__TASK INSTRUCTIONS__: Check every line below for the word "Cavity" and copy the ones that have it.

Dataset items
* start *
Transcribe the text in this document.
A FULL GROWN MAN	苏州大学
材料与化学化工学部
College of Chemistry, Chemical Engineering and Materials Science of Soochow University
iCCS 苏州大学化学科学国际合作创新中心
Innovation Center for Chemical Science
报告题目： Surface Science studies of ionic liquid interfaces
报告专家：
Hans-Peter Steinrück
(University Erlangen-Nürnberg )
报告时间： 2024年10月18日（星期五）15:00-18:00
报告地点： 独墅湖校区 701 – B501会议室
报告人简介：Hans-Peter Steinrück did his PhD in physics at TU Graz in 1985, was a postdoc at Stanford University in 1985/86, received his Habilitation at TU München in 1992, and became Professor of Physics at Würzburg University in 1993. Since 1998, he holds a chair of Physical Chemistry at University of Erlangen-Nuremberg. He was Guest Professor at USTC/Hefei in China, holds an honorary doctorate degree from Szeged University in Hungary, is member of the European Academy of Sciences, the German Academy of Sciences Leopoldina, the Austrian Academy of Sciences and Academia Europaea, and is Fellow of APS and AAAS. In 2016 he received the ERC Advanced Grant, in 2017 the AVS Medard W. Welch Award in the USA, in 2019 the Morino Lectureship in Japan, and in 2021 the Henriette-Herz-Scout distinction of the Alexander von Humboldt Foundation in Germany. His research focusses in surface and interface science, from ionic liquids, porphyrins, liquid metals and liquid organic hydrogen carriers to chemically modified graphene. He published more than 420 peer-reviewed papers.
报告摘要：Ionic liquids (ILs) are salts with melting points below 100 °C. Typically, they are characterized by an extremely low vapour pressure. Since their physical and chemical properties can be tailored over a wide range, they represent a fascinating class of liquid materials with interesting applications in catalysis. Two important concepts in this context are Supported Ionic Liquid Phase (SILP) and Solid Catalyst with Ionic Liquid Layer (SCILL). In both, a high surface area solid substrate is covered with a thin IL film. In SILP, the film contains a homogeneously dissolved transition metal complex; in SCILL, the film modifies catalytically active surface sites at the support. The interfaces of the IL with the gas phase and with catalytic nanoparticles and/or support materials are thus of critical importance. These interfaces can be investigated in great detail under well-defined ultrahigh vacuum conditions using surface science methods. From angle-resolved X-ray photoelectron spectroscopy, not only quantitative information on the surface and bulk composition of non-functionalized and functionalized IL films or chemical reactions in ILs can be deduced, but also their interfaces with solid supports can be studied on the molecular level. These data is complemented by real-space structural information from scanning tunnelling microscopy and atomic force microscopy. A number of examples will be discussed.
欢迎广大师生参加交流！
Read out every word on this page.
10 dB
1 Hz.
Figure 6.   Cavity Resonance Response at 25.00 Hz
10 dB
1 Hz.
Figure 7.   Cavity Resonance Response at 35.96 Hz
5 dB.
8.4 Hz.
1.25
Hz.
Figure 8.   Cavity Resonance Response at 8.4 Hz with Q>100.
* end *
__EXPECTED ANSWER__:
Figure 6.   Cavity Resonance Response at 25.00 Hz
Figure 7.   Cavity Resonance Response at 35.96 Hz
Figure 8.   Cavity Resonance Response at 8.4 Hz with Q>100.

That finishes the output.